━━ GIVEN PASSAGE

Purpose of the Study:

  • To explore the application of quantum annealing for solving the Set Cover with Pairs (SCP) problem.
  • To develop and analyze Ising Hamiltonians encoding SCP solutions.
  • To compare the performance of quantum annealing with simulated annealing for SCP instances.

Main Methods:

  • Explicit construction of Ising Hamiltonians for SCP instances.
  • Numerical simulation of the time-dependent Schrödinger equation to model quantum annealing.
  • Comparison of quantum annealing results with simulated annealing.
  • Development of embedding strategies for D-Wave type architectures (Chimera graphs).

Main Results:

  • Demonstrated an explicit construction of Ising Hamiltonians whose ground states represent solutions to SCP.
  • Numerical simulations showed the performance of quantum annealing for random SCP instances.

━━━━

= SHORT PROBLEM A =
Please write out the quantum annealing summary from "Purpose of the" up to and including "annealing for SCP instances.".
= SHORT PROBLEM B =
Resume the quantum annealing summary after its last line and carry it forward.
The rows are separate material, unrelated to the quantum annealing summary.

━━ RECORD LIST

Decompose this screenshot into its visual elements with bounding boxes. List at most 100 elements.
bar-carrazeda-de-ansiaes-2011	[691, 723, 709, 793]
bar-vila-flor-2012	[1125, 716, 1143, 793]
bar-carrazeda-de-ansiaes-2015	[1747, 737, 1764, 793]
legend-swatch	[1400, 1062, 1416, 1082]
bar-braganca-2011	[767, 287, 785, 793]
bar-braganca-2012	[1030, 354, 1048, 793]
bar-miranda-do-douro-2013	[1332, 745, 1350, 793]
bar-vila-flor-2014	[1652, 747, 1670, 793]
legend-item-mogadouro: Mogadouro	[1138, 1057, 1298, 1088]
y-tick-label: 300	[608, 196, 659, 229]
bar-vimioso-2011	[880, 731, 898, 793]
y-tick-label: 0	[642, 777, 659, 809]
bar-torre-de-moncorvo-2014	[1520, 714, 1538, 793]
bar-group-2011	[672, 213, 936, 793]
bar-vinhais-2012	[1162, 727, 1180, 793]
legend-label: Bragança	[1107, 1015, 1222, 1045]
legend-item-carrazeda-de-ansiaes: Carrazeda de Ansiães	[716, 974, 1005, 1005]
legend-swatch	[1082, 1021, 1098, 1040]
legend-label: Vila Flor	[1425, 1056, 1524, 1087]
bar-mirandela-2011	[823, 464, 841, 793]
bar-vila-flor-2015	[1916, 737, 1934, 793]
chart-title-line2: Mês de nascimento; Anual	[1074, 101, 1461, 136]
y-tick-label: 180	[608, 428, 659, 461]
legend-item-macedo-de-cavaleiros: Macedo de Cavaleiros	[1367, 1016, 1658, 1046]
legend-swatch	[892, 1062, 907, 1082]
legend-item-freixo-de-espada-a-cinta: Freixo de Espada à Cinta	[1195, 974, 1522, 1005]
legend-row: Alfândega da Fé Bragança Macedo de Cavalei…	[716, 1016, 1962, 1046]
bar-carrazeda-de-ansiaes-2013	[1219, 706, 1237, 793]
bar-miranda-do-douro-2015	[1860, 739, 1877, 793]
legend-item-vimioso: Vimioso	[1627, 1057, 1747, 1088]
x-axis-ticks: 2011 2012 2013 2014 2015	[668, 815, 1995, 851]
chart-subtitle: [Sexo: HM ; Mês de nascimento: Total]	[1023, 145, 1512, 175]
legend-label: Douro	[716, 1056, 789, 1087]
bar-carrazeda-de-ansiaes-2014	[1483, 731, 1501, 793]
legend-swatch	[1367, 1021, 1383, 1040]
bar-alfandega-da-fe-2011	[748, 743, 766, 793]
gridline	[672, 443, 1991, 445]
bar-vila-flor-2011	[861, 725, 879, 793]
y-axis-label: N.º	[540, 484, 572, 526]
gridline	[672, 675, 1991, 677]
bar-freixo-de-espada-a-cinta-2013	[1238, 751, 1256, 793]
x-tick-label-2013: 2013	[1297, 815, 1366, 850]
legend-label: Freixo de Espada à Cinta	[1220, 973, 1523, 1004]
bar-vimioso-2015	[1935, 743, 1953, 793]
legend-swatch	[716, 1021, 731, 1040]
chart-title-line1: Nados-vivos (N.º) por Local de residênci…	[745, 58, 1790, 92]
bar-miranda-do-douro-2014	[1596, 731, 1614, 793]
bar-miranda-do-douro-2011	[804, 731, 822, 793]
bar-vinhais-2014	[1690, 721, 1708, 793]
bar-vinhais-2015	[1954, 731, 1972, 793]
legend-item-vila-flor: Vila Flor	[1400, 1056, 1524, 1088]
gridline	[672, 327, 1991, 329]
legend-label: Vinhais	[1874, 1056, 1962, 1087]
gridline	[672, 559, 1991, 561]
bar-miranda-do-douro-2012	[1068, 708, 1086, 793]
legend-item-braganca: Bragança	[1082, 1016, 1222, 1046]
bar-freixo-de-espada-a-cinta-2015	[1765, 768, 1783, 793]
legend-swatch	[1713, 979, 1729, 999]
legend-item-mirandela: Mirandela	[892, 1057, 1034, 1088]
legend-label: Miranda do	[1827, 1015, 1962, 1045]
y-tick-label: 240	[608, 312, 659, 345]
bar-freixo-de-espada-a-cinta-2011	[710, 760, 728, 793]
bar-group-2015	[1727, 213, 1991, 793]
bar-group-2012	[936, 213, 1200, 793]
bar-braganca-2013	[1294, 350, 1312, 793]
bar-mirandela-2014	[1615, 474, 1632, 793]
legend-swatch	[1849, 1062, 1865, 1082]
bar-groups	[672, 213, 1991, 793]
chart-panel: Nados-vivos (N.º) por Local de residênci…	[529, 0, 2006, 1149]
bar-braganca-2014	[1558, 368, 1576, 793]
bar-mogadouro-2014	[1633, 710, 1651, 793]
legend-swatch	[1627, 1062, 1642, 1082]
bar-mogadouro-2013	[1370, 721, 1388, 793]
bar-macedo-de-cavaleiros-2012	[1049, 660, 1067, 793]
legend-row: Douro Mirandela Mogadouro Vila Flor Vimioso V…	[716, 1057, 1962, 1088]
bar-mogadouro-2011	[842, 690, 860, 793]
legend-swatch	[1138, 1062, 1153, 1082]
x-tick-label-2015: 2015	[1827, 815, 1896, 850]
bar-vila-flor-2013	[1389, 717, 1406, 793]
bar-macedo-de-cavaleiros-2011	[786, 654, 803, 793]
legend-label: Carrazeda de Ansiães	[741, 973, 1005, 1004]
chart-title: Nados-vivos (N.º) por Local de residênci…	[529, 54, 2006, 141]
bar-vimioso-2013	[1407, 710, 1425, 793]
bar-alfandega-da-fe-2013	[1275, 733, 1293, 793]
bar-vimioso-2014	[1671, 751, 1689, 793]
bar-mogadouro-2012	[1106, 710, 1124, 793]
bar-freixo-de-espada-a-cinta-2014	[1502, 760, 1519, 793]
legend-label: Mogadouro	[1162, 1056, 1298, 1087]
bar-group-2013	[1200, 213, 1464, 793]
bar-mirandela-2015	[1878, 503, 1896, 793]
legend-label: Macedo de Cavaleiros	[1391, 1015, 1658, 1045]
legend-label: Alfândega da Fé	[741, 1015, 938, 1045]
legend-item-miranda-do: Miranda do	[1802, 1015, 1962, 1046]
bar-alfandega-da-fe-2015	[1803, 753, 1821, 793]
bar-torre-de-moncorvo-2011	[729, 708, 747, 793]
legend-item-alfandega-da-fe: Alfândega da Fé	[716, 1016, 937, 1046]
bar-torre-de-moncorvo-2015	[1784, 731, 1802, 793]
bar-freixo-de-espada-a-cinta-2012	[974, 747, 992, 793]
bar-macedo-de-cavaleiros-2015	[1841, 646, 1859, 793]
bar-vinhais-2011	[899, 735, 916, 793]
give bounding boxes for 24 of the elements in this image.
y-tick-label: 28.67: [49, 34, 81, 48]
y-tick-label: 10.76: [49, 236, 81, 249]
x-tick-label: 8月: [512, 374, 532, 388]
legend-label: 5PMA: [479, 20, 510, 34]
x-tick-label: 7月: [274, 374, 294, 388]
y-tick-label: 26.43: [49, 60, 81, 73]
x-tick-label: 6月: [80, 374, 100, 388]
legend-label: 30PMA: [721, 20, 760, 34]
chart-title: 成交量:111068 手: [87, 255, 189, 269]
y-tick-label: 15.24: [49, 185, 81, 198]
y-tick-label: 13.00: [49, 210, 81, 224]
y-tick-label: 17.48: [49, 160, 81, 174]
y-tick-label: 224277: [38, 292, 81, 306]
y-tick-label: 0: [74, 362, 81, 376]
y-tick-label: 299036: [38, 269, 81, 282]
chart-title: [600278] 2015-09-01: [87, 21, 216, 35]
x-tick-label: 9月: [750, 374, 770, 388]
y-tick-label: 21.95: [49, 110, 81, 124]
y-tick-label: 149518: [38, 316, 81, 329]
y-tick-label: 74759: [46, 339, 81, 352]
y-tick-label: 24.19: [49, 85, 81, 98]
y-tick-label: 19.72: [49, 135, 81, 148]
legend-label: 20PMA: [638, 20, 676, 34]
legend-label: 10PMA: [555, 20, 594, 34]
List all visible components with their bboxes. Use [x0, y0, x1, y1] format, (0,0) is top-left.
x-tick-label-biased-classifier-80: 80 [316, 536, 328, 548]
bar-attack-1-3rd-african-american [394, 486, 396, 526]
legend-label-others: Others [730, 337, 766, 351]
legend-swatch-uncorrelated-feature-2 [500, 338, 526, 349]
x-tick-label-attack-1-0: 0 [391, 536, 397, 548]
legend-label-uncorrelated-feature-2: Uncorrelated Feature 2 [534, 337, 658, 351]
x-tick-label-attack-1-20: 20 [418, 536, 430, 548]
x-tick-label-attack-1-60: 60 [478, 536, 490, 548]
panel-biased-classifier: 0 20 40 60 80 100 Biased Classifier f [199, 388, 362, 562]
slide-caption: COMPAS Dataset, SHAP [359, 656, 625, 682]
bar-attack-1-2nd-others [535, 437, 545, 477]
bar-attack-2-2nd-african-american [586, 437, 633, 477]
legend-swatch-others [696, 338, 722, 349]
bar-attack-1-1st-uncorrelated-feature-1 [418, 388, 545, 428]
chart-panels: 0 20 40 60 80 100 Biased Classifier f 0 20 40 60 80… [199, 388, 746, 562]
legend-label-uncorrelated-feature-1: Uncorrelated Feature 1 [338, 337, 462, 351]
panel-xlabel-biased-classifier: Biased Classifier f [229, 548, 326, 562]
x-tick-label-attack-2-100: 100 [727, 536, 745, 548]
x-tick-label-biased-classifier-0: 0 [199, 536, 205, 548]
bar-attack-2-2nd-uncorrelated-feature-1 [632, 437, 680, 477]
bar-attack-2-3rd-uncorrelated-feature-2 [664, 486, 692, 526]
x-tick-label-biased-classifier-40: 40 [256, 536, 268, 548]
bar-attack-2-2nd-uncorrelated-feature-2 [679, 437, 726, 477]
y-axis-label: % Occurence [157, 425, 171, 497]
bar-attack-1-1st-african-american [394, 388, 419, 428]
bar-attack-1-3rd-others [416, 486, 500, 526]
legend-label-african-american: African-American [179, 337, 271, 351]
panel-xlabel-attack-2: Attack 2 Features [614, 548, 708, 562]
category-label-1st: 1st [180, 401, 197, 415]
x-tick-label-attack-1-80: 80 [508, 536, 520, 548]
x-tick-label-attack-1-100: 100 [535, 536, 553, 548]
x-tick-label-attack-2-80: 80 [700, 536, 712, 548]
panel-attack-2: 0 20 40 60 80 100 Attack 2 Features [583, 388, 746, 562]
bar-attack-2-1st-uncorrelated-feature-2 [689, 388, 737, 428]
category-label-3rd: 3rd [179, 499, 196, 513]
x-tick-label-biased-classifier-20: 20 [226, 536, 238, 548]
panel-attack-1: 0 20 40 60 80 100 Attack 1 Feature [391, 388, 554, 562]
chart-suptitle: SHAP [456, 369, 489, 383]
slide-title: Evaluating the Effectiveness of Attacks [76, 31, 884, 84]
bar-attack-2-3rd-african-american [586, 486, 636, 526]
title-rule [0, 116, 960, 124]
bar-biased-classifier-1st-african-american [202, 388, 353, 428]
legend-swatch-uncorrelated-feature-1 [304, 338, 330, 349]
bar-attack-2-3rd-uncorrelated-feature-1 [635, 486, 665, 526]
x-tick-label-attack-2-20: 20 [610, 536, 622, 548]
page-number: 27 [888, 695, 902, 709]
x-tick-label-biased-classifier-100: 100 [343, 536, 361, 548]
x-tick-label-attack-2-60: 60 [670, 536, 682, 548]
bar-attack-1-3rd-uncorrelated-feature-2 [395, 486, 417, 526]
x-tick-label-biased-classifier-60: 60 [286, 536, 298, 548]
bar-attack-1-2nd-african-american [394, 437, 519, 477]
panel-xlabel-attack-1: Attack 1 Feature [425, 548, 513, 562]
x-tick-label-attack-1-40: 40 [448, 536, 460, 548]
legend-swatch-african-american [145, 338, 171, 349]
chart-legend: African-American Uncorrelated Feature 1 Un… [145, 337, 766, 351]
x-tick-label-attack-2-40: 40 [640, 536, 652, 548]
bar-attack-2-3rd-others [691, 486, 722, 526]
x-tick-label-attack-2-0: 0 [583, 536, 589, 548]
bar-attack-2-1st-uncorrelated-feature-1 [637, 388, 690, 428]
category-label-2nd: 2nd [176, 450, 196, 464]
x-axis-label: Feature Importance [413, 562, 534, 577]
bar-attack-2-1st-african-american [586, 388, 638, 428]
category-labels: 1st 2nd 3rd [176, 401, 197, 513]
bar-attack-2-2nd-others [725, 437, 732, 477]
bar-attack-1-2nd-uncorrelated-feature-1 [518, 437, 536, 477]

━━━━

= EXPECTED OUTPUT A =
Purpose of the Study:

  • To explore the application of quantum annealing for solving the Set Cover with Pairs (SCP) problem.
  • To develop and analyze Ising Hamiltonians encoding SCP solutions.
  • To compare the performance of quantum annealing with simulated annealing for SCP instances.

= EXPECTED OUTPUT B =
  • Comparison indicated the potential advantages of quantum annealing over simulated annealing for SCP.
  • Developed embedding strategies for Chimera graphs that preserve SCP instance structure.

Conclusions:

  • Quantum annealing is a viable approach for tackling the Set Cover with Pairs (SCP) problem.
  • The developed Hamiltonian construction and embedding strategies are effective for quantum hardware.
  • The embedding techniques may have broader applicability beyond SCP, including for complete bipartite graphs and logical disjunctions.